Task brief. Take the data below and repeat it exactly.

Saved data entries
■ ■ ■
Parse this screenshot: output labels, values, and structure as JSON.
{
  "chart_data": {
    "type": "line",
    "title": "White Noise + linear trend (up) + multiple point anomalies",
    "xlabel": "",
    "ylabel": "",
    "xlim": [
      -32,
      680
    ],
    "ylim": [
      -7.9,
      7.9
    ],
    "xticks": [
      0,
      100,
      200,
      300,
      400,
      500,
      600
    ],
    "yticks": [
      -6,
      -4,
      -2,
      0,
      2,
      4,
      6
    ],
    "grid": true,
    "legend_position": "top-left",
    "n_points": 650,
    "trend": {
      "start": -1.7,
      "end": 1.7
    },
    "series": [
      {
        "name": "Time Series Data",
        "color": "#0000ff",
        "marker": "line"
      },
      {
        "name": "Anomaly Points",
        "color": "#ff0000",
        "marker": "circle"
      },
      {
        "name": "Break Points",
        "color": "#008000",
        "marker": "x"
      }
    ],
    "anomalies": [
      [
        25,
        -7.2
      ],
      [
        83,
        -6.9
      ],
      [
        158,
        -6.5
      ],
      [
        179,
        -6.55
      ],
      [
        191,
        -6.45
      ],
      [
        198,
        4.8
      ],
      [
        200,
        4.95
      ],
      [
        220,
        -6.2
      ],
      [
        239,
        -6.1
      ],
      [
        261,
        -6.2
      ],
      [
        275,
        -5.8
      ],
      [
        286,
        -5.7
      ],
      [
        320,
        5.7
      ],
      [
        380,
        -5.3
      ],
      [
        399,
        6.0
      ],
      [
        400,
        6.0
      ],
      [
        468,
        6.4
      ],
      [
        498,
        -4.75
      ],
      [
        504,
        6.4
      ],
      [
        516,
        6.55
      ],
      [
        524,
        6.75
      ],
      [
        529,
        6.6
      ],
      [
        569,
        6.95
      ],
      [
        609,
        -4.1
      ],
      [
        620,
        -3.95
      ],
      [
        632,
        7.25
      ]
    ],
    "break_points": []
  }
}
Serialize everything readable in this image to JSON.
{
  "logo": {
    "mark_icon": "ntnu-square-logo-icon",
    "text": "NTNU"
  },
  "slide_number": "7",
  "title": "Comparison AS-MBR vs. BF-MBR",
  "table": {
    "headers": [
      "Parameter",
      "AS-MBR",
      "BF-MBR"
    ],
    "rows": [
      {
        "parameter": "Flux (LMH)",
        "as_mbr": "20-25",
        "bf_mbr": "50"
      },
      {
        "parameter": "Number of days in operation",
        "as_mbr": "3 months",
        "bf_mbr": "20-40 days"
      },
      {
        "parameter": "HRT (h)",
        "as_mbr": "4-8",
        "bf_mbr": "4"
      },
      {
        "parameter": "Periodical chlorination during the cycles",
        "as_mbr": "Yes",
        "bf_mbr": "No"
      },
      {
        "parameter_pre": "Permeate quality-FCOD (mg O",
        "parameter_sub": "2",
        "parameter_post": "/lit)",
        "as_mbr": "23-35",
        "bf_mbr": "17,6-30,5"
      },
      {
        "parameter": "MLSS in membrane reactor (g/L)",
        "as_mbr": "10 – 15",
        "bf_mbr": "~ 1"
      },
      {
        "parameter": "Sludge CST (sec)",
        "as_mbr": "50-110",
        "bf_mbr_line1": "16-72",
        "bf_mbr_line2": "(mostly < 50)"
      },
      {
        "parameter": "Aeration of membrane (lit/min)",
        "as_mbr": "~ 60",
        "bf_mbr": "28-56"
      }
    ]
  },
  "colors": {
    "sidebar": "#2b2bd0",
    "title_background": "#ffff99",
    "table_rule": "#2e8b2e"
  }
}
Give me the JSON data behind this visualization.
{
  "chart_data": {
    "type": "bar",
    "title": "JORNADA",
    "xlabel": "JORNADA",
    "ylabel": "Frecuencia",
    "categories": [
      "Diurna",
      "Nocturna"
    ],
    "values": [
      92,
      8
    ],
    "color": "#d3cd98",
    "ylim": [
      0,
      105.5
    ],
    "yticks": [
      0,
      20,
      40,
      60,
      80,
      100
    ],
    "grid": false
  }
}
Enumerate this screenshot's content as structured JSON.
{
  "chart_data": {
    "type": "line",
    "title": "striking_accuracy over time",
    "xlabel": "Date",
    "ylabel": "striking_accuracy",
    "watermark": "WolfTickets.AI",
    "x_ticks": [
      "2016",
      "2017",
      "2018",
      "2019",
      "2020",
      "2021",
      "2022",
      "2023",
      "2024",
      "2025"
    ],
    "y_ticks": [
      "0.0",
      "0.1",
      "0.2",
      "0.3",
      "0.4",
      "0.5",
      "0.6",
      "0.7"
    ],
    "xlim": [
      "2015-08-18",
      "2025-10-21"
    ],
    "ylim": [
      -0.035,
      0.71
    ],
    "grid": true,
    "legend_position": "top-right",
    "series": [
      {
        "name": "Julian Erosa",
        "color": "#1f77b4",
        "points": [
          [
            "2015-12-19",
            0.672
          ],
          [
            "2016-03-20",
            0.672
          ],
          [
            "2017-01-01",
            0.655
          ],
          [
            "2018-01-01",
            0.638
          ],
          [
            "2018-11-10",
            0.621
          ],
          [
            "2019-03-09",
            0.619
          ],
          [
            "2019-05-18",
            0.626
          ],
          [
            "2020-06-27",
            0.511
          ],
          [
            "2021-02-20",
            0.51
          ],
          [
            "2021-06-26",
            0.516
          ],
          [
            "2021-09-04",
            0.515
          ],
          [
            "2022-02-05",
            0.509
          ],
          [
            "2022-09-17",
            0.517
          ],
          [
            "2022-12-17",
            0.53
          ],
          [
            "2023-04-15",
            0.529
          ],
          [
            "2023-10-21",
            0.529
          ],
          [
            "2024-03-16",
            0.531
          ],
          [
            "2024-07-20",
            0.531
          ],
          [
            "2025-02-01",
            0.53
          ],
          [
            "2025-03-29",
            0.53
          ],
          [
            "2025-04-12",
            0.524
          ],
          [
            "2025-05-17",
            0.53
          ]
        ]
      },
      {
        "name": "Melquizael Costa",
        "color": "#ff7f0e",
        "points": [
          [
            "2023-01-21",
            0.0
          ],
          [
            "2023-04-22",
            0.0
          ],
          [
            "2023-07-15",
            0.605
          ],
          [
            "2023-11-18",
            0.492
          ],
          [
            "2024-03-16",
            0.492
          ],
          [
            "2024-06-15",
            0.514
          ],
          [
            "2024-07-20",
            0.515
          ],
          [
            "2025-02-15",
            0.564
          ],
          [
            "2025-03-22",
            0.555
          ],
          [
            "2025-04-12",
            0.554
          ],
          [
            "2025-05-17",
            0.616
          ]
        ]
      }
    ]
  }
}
■ ■ ■
The response.
Parse this screenshot: output labels, values, and structure as JSON.
{
  "chart_data": {
    "type": "line",
    "title": "White Noise + linear trend (up) + multiple point anomalies",
    "xlabel": "",
    "ylabel": "",
    "xlim": [
      -32,
      680
    ],
    "ylim": [
      -7.9,
      7.9
    ],
    "xticks": [
      0,
      100,
      200,
      300,
      400,
      500,
      600
    ],
    "yticks": [
      -6,
      -4,
      -2,
      0,
      2,
      4,
      6
    ],
    "grid": true,
    "legend_position": "top-left",
    "n_points": 650,
    "trend": {
      "start": -1.7,
      "end": 1.7
    },
    "series": [
      {
        "name": "Time Series Data",
        "color": "#0000ff",
        "marker": "line"
      },
      {
        "name": "Anomaly Points",
        "color": "#ff0000",
        "marker": "circle"
      },
      {
        "name": "Break Points",
        "color": "#008000",
        "marker": "x"
      }
    ],
    "anomalies": [
      [
        25,
        -7.2
      ],
      [
        83,
        -6.9
      ],
      [
        158,
        -6.5
      ],
      [
        179,
        -6.55
      ],
      [
        191,
        -6.45
      ],
      [
        198,
        4.8
      ],
      [
        200,
        4.95
      ],
      [
        220,
        -6.2
      ],
      [
        239,
        -6.1
      ],
      [
        261,
        -6.2
      ],
      [
        275,
        -5.8
      ],
      [
        286,
        -5.7
      ],
      [
        320,
        5.7
      ],
      [
        380,
        -5.3
      ],
      [
        399,
        6.0
      ],
      [
        400,
        6.0
      ],
      [
        468,
        6.4
      ],
      [
        498,
        -4.75
      ],
      [
        504,
        6.4
      ],
      [
        516,
        6.55
      ],
      [
        524,
        6.75
      ],
      [
        529,
        6.6
      ],
      [
        569,
        6.95
      ],
      [
        609,
        -4.1
      ],
      [
        620,
        -3.95
      ],
      [
        632,
        7.25
      ]
    ],
    "break_points": []
  }
}
Serialize everything readable in this image to JSON.
{
  "logo": {
    "mark_icon": "ntnu-square-logo-icon",
    "text": "NTNU"
  },
  "slide_number": "7",
  "title": "Comparison AS-MBR vs. BF-MBR",
  "table": {
    "headers": [
      "Parameter",
      "AS-MBR",
      "BF-MBR"
    ],
    "rows": [
      {
        "parameter": "Flux (LMH)",
        "as_mbr": "20-25",
        "bf_mbr": "50"
      },
      {
        "parameter": "Number of days in operation",
        "as_mbr": "3 months",
        "bf_mbr": "20-40 days"
      },
      {
        "parameter": "HRT (h)",
        "as_mbr": "4-8",
        "bf_mbr": "4"
      },
      {
        "parameter": "Periodical chlorination during the cycles",
        "as_mbr": "Yes",
        "bf_mbr": "No"
      },
      {
        "parameter_pre": "Permeate quality-FCOD (mg O",
        "parameter_sub": "2",
        "parameter_post": "/lit)",
        "as_mbr": "23-35",
        "bf_mbr": "17,6-30,5"
      },
      {
        "parameter": "MLSS in membrane reactor (g/L)",
        "as_mbr": "10 – 15",
        "bf_mbr": "~ 1"
      },
      {
        "parameter": "Sludge CST (sec)",
        "as_mbr": "50-110",
        "bf_mbr_line1": "16-72",
        "bf_mbr_line2": "(mostly < 50)"
      },
      {
        "parameter": "Aeration of membrane (lit/min)",
        "as_mbr": "~ 60",
        "bf_mbr": "28-56"
      }
    ]
  },
  "colors": {
    "sidebar": "#2b2bd0",
    "title_background": "#ffff99",
    "table_rule": "#2e8b2e"
  }
}
Give me the JSON data behind this visualization.
{
  "chart_data": {
    "type": "bar",
    "title": "JORNADA",
    "xlabel": "JORNADA",
    "ylabel": "Frecuencia",
    "categories": [
      "Diurna",
      "Nocturna"
    ],
    "values": [
      92,
      8
    ],
    "color": "#d3cd98",
    "ylim": [
      0,
      105.5
    ],
    "yticks": [
      0,
      20,
      40,
      60,
      80,
      100
    ],
    "grid": false
  }
}
Enumerate this screenshot's content as structured JSON.
{
  "chart_data": {
    "type": "line",
    "title": "striking_accuracy over time",
    "xlabel": "Date",
    "ylabel": "striking_accuracy",
    "watermark": "WolfTickets.AI",
    "x_ticks": [
      "2016",
      "2017",
      "2018",
      "2019",
      "2020",
      "2021",
      "2022",
      "2023",
      "2024",
      "2025"
    ],
    "y_ticks": [
      "0.0",
      "0.1",
      "0.2",
      "0.3",
      "0.4",
      "0.5",
      "0.6",
      "0.7"
    ],
    "xlim": [
      "2015-08-18",
      "2025-10-21"
    ],
    "ylim": [
      -0.035,
      0.71
    ],
    "grid": true,
    "legend_position": "top-right",
    "series": [
      {
        "name": "Julian Erosa",
        "color": "#1f77b4",
        "points": [
          [
            "2015-12-19",
            0.672
          ],
          [
            "2016-03-20",
            0.672
          ],
          [
            "2017-01-01",
            0.655
          ],
          [
            "2018-01-01",
            0.638
          ],
          [
            "2018-11-10",
            0.621
          ],
          [
            "2019-03-09",
            0.619
          ],
          [
            "2019-05-18",
            0.626
          ],
          [
            "2020-06-27",
            0.511
          ],
          [
            "2021-02-20",
            0.51
          ],
          [
            "2021-06-26",
            0.516
          ],
          [
            "2021-09-04",
            0.515
          ],
          [
            "2022-02-05",
            0.509
          ],
          [
            "2022-09-17",
            0.517
          ],
          [
            "2022-12-17",
            0.53
          ],
          [
            "2023-04-15",
            0.529
          ],
          [
            "2023-10-21",
            0.529
          ],
          [
            "2024-03-16",
            0.531
          ],
          [
            "2024-07-20",
            0.531
          ],
          [
            "2025-02-01",
            0.53
          ],
          [
            "2025-03-29",
            0.53
          ],
          [
            "2025-04-12",
            0.524
          ],
          [
            "2025-05-17",
            0.53
          ]
        ]
      },
      {
        "name": "Melquizael Costa",
        "color": "#ff7f0e",
        "points": [
          [
            "2023-01-21",
            0.0
          ],
          [
            "2023-04-22",
            0.0
          ],
          [
            "2023-07-15",
            0.605
          ],
          [
            "2023-11-18",
            0.492
          ],
          [
            "2024-03-16",
            0.492
          ],
          [
            "2024-06-15",
            0.514
          ],
          [
            "2024-07-20",
            0.515
          ],
          [
            "2025-02-15",
            0.564
          ],
          [
            "2025-03-22",
            0.555
          ],
          [
            "2025-04-12",
            0.554
          ],
          [
            "2025-05-17",
            0.616
          ]
        ]
      }
    ]
  }
}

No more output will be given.